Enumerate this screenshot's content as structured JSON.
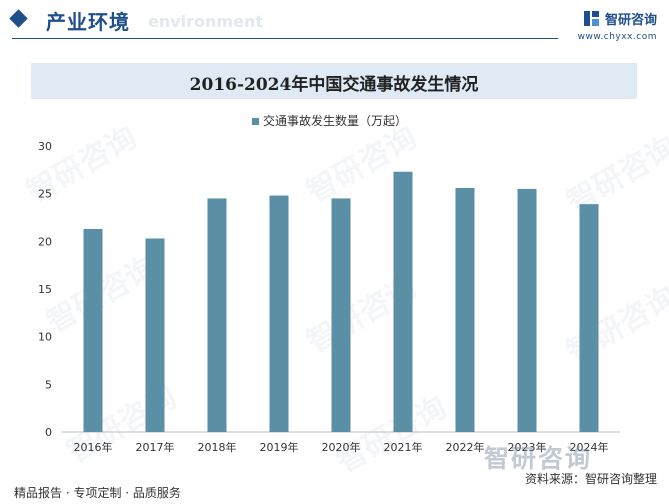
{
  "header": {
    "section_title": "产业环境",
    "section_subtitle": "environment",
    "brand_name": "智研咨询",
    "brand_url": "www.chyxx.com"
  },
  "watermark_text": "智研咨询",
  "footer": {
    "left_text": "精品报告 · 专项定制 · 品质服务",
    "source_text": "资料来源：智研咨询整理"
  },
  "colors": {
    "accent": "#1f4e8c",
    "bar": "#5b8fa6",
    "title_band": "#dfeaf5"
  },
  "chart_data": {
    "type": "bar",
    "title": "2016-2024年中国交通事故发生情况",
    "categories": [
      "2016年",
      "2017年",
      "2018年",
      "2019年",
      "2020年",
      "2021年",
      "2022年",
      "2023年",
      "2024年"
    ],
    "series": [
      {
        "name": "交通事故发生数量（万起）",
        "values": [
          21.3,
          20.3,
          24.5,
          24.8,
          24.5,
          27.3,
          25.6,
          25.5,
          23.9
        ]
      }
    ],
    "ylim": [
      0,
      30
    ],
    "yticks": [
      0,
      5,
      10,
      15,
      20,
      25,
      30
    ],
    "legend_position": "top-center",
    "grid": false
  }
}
|---|
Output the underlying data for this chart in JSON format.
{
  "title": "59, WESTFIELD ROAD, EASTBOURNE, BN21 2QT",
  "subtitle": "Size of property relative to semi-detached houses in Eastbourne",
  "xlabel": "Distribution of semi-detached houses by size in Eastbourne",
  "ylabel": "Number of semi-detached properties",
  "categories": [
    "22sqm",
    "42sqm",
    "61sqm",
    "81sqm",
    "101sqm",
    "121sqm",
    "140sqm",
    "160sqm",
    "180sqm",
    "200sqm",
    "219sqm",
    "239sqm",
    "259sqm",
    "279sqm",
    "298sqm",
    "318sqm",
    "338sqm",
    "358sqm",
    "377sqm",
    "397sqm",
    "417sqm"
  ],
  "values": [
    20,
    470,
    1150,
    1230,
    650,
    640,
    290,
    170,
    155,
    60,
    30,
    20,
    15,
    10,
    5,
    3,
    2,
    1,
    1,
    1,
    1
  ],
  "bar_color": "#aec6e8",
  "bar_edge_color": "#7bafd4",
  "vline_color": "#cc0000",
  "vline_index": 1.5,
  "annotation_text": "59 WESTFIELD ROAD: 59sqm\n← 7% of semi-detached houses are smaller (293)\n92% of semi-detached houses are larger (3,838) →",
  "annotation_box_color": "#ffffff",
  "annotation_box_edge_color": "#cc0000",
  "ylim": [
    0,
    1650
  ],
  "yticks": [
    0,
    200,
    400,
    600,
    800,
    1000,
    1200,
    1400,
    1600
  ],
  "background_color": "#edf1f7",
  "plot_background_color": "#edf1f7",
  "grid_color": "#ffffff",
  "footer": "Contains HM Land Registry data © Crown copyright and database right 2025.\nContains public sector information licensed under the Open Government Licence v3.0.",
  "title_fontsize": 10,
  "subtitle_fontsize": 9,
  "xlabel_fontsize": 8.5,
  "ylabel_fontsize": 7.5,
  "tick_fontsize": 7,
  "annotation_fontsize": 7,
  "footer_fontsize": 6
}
|---|
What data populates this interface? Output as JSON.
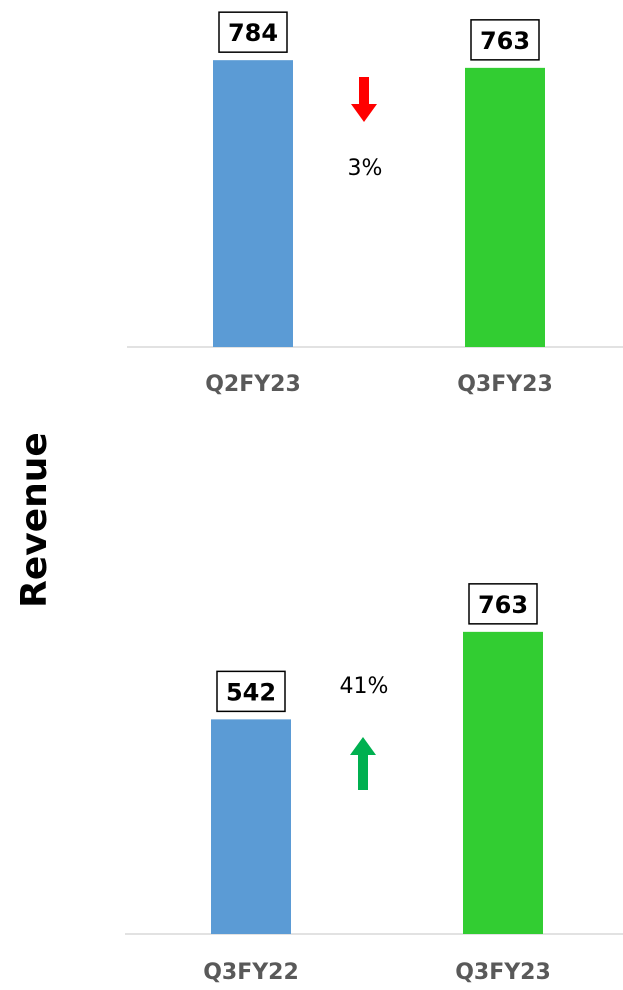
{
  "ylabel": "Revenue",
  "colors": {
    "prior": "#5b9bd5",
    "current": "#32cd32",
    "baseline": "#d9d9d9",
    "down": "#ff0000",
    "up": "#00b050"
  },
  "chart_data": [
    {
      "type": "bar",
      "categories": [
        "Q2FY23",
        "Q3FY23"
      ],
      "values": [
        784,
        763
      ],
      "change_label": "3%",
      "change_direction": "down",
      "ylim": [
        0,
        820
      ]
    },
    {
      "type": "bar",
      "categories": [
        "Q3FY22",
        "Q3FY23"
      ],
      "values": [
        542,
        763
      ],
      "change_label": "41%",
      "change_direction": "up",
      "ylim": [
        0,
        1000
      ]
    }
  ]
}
|---|
**SHORT TASK**
Identify each line in the records above that contains the word "categories", and copy it out in full.

**OUTPUT FOR THIS EXERCISE**
    "categories": [
  "categories": [
      "categories": [
      "categories": [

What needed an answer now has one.